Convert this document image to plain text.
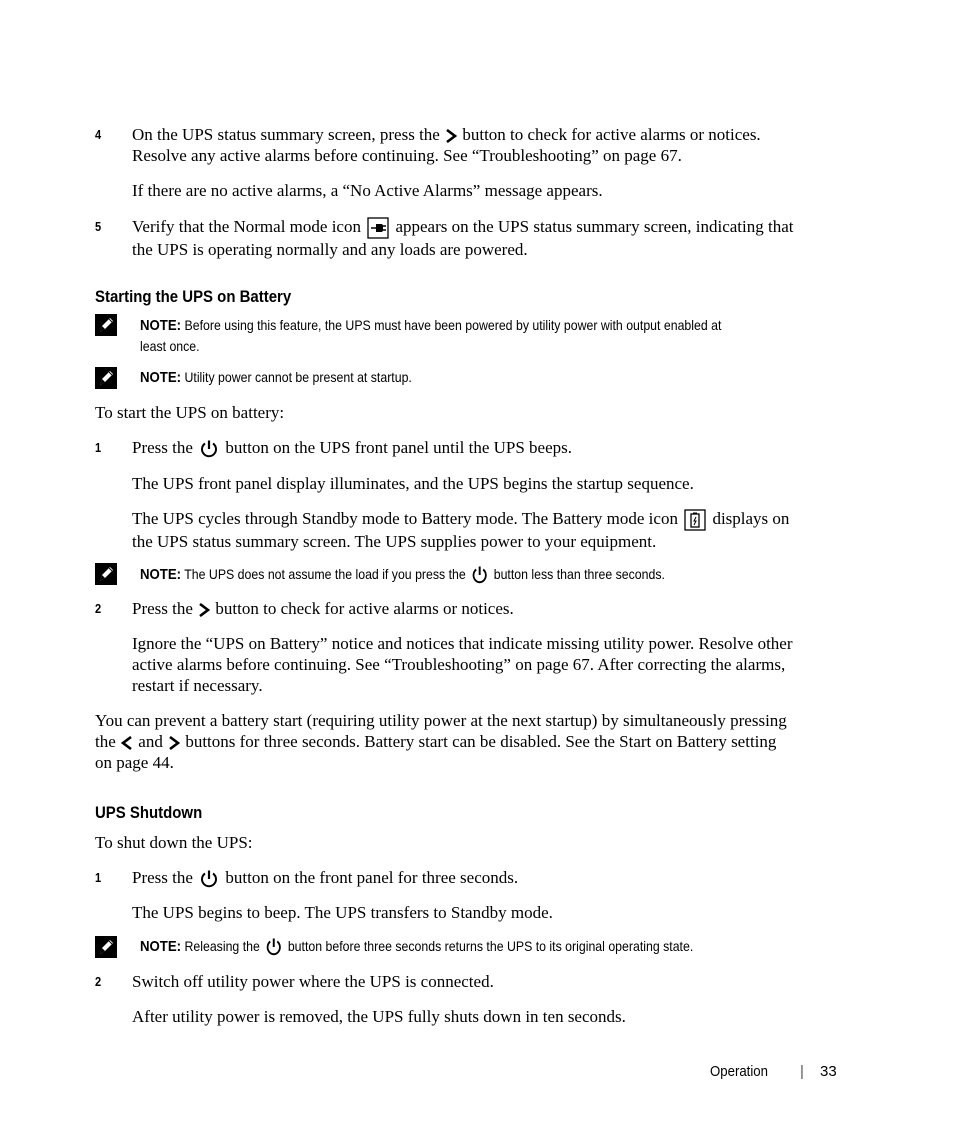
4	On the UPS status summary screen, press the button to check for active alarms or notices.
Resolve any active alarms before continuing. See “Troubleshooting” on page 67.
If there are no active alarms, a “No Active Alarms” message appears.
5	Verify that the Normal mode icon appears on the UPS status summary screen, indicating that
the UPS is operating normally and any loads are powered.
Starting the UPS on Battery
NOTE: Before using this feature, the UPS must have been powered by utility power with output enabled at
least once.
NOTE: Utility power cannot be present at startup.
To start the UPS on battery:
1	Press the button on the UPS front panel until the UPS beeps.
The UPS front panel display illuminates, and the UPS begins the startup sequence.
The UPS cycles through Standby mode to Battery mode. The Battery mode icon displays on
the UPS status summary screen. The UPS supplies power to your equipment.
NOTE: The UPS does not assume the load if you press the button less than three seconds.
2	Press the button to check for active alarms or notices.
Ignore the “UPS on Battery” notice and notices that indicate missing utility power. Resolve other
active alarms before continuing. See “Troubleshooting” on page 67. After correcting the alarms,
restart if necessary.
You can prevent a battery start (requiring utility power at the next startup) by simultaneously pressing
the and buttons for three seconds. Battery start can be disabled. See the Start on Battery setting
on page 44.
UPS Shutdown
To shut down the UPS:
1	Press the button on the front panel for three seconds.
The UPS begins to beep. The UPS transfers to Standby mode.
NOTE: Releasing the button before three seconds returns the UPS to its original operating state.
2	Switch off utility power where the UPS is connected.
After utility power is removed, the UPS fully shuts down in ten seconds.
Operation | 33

* PROBLEM DETAILS: Filter the listing above by the word "notices"; copy each line that passes.

* SOLUTION FOR THIS EXERCISE:
4	On the UPS status summary screen, press the button to check for active alarms or notices.
2	Press the button to check for active alarms or notices.
Ignore the “UPS on Battery” notice and notices that indicate missing utility power. Resolve other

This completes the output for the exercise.